Excerpted passage:
+ + + +
As 10GBase-T availability continues to grow, more data centers are planning migrations to 10GbE. Its broad deployment is expected to make data center infrastructure more transparent. It should also make managing server connectivity easier while delivering vastly increased bandwidth.

In just a few years 10G will be the most widespread Ethernet protocol. Transmitting at 10Gbps, however, involves the use of a sensitive, high-frequency, coding method.

In the higher frequency spectrum in which 10G operates (500MHz), sensitivity to interference is significantly higher, and the sampling rates are many times higher than for 1000Base-T. This means higher levels of self-radiation in the relevant 250 to 500 MHz bandwidth, meaning more crosstalk. Susceptibility to interference increases by a factor of 100, due to small differences in potential between input signals from one bit level to the next. These are caused by the rise in cable attenuation at high frequencies, and by increased coding.

Crosstalk – A close-up
In every multicore bundle each cable pair picks up interference from other pairs.

In the higher frequency range – where 10G operates – sensitivity to noise is larger. At that level the noise from the directly neighboring cable pair can influence the signal as well as the noise from the other cables.

In order for 10GBase-T to work correctly it is crucial to control and suppress interference from outside individual cables.

Alien crosstalk – or ANEXT – is the term used to describe this interference. In this case, ANEXT refers to crosstalk as a result of operating multiple 10GBase-T terminals in adjacent cabling systems, when energy is coupled between pairs with the same lay length in adjacent cables.

With regular Ethernet, the resulting interference could slow down the network. But over a 10G network interference can shut everything down in an instant, which then requires a restart. When looking at all the parameters that can affect 10GBase-T performance ANEXT is the most significant. Conventional unshielded twisted pair (UTP) systems offer little protection against this type of interference. The only way to reduce alien cross-talk in a traditional UTP system is to increase the physical distance between the cable pairs concerned. In the past, this could be achieved through various measures, all of which were designed to prevent the pairs in the cable from being too close together. The most frequent method was to use specific shapes to increase sheath thickness. There are, however, serious disadvantages to this in terms of cable handling. Larger cable diameter means less efficient use of cable ducts. The cables are stiffer and less flexible and there is a greater fire load due to the increased use of plastic.
+ + + +
Provided material:
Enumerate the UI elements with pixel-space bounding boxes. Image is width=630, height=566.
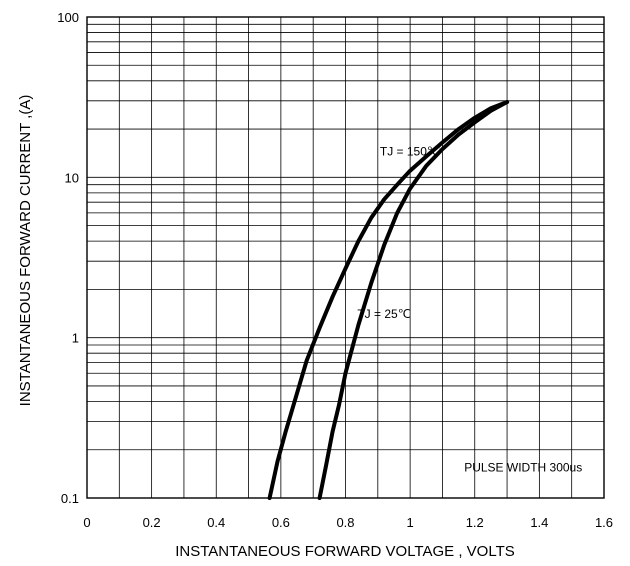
x-tick-label: 0.6 <box>272 515 290 530</box>
x-tick-label: 0.4 <box>207 515 225 530</box>
x-tick-label: 1.4 <box>530 515 548 530</box>
x-tick-label: 1.6 <box>595 515 613 530</box>
y-tick-label: 10 <box>65 170 79 185</box>
x-tick-label: 0.2 <box>143 515 161 530</box>
plot-frame <box>86 16 605 499</box>
y-tick-label: 100 <box>57 10 79 25</box>
annotations: TJ = 150℃ TJ = 25℃ PULSE WIDTH 300us <box>357 144 582 474</box>
x-tick-label: 1 <box>407 515 414 530</box>
annotation-label: TJ = 150℃ <box>380 144 441 158</box>
y-tick-labels: 0.1 1 10 100 <box>57 10 79 506</box>
y-tick-label: 1 <box>72 331 79 346</box>
x-tick-label: 0.8 <box>336 515 354 530</box>
series-line-tj-25 <box>317 100 510 500</box>
series-curves <box>267 100 510 500</box>
x-axis-title: INSTANTANEOUS FORWARD VOLTAGE , VOLTS <box>175 543 515 560</box>
y-axis-title: INSTANTANEOUS FORWARD CURRENT ,(A) <box>17 95 34 407</box>
annotation-label: TJ = 25℃ <box>357 307 411 321</box>
series-line-tj-150 <box>267 100 510 500</box>
x-tick-labels: 0 0.2 0.4 0.6 0.8 1 1.2 1.4 1.6 <box>83 515 613 530</box>
x-tick-label: 0 <box>83 515 90 530</box>
x-tick-label: 1.2 <box>466 515 484 530</box>
y-tick-label: 0.1 <box>61 491 79 506</box>
annotation-label: PULSE WIDTH 300us <box>464 460 582 474</box>
grid-lines <box>87 17 604 498</box>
+ + + +
What to work on:
1 – Find each line in the listing that contains the word "INSTANTANEOUS" and copy those lines.
2 – Write a continuation of the passage on 10GBase-T and alien crosstalk, starting after its last sentence.

The replies:
1 –
x-axis-title: INSTANTANEOUS FORWARD VOLTAGE , VOLTS <box>175 543 515 560</box>
y-axis-title: INSTANTANEOUS FORWARD CURRENT ,(A) <box>17 95 34 407</box>

2 –
A cable shield offers additional mechanical stability as well as reliable protection against unwanted signals and the resulting crosstalk. Shielded cabling, by design, automatically curbs ANEXT if it is installed correctly and is of a sufficiently high quality.

In many respects, shielded cables are an ideal solution for 10GBase-T. However, the shielding for this type of cable must be handled carefully and consistently. Because many markets have not traditionally used shielded cables, installers in these markets have little experience in the correct way to handle shielding. Unshielded copper cabling is easier to install, and therefore less expensive. This is an important part of the reason for its widespread global adoption.

The unshielded solution
It is hardly surprising that the question ‘shielded or unshielded?’ will inevitably come up when investment decisions for local data networks or structured office cabling are made. But that does not mean that a total transition from copper to shielded cabling is inevitable? If installed correctly, both shielded and unshielded technologies offer sufficient reserves for applications up to and including 10GbE. You can reach your goals with unshielded cabling, providing you make sure the conditions are right and you take care to select the right quality.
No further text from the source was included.